:: Recorded data ::
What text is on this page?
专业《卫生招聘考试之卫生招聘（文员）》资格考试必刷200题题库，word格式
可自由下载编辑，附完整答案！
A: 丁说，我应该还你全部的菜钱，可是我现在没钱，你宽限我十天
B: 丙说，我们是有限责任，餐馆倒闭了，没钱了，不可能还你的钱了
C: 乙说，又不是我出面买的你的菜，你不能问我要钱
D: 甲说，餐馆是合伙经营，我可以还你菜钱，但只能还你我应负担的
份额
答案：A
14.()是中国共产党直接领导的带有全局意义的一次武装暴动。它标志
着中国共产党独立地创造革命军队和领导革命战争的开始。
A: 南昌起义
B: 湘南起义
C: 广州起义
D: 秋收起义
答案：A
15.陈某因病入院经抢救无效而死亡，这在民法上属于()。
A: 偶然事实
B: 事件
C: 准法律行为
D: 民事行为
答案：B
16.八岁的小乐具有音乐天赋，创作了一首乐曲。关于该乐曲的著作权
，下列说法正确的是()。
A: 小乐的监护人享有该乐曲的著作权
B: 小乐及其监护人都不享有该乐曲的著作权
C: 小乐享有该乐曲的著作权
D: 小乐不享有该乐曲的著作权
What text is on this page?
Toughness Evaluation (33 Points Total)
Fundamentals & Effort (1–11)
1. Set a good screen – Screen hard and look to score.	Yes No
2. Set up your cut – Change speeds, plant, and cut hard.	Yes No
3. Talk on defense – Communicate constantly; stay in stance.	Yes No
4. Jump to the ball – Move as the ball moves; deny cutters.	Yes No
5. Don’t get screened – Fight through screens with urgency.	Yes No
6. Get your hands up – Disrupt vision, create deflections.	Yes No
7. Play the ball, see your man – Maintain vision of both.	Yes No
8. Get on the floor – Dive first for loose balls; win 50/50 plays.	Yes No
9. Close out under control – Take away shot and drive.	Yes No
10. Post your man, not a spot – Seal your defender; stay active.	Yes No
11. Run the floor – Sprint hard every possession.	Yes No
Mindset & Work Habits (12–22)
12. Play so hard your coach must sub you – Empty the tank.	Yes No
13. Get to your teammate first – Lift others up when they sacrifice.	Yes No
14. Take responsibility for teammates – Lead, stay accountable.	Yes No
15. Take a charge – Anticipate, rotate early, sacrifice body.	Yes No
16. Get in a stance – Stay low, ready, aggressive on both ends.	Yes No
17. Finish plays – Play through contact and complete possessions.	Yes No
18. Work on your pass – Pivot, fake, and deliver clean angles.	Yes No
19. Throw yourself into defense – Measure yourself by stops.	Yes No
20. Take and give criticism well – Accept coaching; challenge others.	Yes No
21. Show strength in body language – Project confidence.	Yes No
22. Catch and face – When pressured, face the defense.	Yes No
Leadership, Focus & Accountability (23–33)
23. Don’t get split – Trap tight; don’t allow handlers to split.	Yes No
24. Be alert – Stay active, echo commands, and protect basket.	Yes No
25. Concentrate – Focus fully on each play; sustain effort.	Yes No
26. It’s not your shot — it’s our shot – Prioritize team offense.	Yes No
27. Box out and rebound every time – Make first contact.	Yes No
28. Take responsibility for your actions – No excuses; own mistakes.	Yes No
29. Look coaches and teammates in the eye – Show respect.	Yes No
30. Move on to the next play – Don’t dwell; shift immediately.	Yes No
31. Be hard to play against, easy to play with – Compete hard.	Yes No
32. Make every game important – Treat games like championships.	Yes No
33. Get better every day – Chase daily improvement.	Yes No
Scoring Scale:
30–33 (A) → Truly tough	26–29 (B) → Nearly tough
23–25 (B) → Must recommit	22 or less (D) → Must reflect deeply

:: What to do ::
Extract each entry in full and write it down exactly.

:: Written solution ::
What text is on this page?
专业《卫生招聘考试之卫生招聘（文员）》资格考试必刷200题题库，word格式
可自由下载编辑，附完整答案！
A: 丁说，我应该还你全部的菜钱，可是我现在没钱，你宽限我十天
B: 丙说，我们是有限责任，餐馆倒闭了，没钱了，不可能还你的钱了
C: 乙说，又不是我出面买的你的菜，你不能问我要钱
D: 甲说，餐馆是合伙经营，我可以还你菜钱，但只能还你我应负担的
份额
答案：A
14.()是中国共产党直接领导的带有全局意义的一次武装暴动。它标志
着中国共产党独立地创造革命军队和领导革命战争的开始。
A: 南昌起义
B: 湘南起义
C: 广州起义
D: 秋收起义
答案：A
15.陈某因病入院经抢救无效而死亡，这在民法上属于()。
A: 偶然事实
B: 事件
C: 准法律行为
D: 民事行为
答案：B
16.八岁的小乐具有音乐天赋，创作了一首乐曲。关于该乐曲的著作权
，下列说法正确的是()。
A: 小乐的监护人享有该乐曲的著作权
B: 小乐及其监护人都不享有该乐曲的著作权
C: 小乐享有该乐曲的著作权
D: 小乐不享有该乐曲的著作权
What text is on this page?
Toughness Evaluation (33 Points Total)
Fundamentals & Effort (1–11)
1. Set a good screen – Screen hard and look to score.	Yes No
2. Set up your cut – Change speeds, plant, and cut hard.	Yes No
3. Talk on defense – Communicate constantly; stay in stance.	Yes No
4. Jump to the ball – Move as the ball moves; deny cutters.	Yes No
5. Don’t get screened – Fight through screens with urgency.	Yes No
6. Get your hands up – Disrupt vision, create deflections.	Yes No
7. Play the ball, see your man – Maintain vision of both.	Yes No
8. Get on the floor – Dive first for loose balls; win 50/50 plays.	Yes No
9. Close out under control – Take away shot and drive.	Yes No
10. Post your man, not a spot – Seal your defender; stay active.	Yes No
11. Run the floor – Sprint hard every possession.	Yes No
Mindset & Work Habits (12–22)
12. Play so hard your coach must sub you – Empty the tank.	Yes No
13. Get to your teammate first – Lift others up when they sacrifice.	Yes No
14. Take responsibility for teammates – Lead, stay accountable.	Yes No
15. Take a charge – Anticipate, rotate early, sacrifice body.	Yes No
16. Get in a stance – Stay low, ready, aggressive on both ends.	Yes No
17. Finish plays – Play through contact and complete possessions.	Yes No
18. Work on your pass – Pivot, fake, and deliver clean angles.	Yes No
19. Throw yourself into defense – Measure yourself by stops.	Yes No
20. Take and give criticism well – Accept coaching; challenge others.	Yes No
21. Show strength in body language – Project confidence.	Yes No
22. Catch and face – When pressured, face the defense.	Yes No
Leadership, Focus & Accountability (23–33)
23. Don’t get split – Trap tight; don’t allow handlers to split.	Yes No
24. Be alert – Stay active, echo commands, and protect basket.	Yes No
25. Concentrate – Focus fully on each play; sustain effort.	Yes No
26. It’s not your shot — it’s our shot – Prioritize team offense.	Yes No
27. Box out and rebound every time – Make first contact.	Yes No
28. Take responsibility for your actions – No excuses; own mistakes.	Yes No
29. Look coaches and teammates in the eye – Show respect.	Yes No
30. Move on to the next play – Don’t dwell; shift immediately.	Yes No
31. Be hard to play against, easy to play with – Compete hard.	Yes No
32. Make every game important – Treat games like championships.	Yes No
33. Get better every day – Chase daily improvement.	Yes No
Scoring Scale:
30–33 (A) → Truly tough	26–29 (B) → Nearly tough
23–25 (B) → Must recommit	22 or less (D) → Must reflect deeply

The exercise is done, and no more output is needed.